**AIM OF THE TASK**
Below are some records. Pull every line that contains the word "color".

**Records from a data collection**
# # #
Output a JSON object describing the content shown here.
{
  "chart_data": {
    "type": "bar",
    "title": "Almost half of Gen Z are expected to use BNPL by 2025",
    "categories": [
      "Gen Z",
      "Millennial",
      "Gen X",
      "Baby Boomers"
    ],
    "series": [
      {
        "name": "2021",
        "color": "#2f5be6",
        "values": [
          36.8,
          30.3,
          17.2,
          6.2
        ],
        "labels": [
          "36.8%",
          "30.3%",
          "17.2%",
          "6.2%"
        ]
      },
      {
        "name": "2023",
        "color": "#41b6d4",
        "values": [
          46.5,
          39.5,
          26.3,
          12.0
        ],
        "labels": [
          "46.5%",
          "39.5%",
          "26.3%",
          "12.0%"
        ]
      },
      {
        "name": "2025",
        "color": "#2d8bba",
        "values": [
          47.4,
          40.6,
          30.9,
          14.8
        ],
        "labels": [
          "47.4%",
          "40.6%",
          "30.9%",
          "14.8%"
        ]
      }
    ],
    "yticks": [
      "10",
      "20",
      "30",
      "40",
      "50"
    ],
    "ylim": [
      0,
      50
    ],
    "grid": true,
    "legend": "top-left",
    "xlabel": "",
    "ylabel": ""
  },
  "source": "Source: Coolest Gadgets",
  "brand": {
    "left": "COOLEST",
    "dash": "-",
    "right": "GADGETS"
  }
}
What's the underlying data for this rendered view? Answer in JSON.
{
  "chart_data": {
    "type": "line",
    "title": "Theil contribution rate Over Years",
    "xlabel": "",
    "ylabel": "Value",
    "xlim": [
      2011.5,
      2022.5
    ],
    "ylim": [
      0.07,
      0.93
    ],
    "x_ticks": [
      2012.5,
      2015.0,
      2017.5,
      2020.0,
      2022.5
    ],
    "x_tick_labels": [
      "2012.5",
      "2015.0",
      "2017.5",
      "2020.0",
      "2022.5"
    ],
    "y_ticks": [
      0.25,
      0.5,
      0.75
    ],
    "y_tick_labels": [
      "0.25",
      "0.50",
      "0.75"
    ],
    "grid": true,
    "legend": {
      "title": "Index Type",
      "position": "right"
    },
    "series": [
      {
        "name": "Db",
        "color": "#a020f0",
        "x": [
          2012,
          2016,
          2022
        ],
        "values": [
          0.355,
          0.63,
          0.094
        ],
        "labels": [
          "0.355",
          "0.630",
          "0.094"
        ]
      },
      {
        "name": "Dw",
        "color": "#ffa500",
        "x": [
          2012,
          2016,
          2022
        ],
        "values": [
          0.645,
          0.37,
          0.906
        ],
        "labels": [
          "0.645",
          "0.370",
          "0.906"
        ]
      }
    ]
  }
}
# # #
**REPLY TO THE TASK**
        "color": "#2f5be6",
        "color": "#41b6d4",
        "color": "#2d8bba",
        "color": "#a020f0",
        "color": "#ffa500",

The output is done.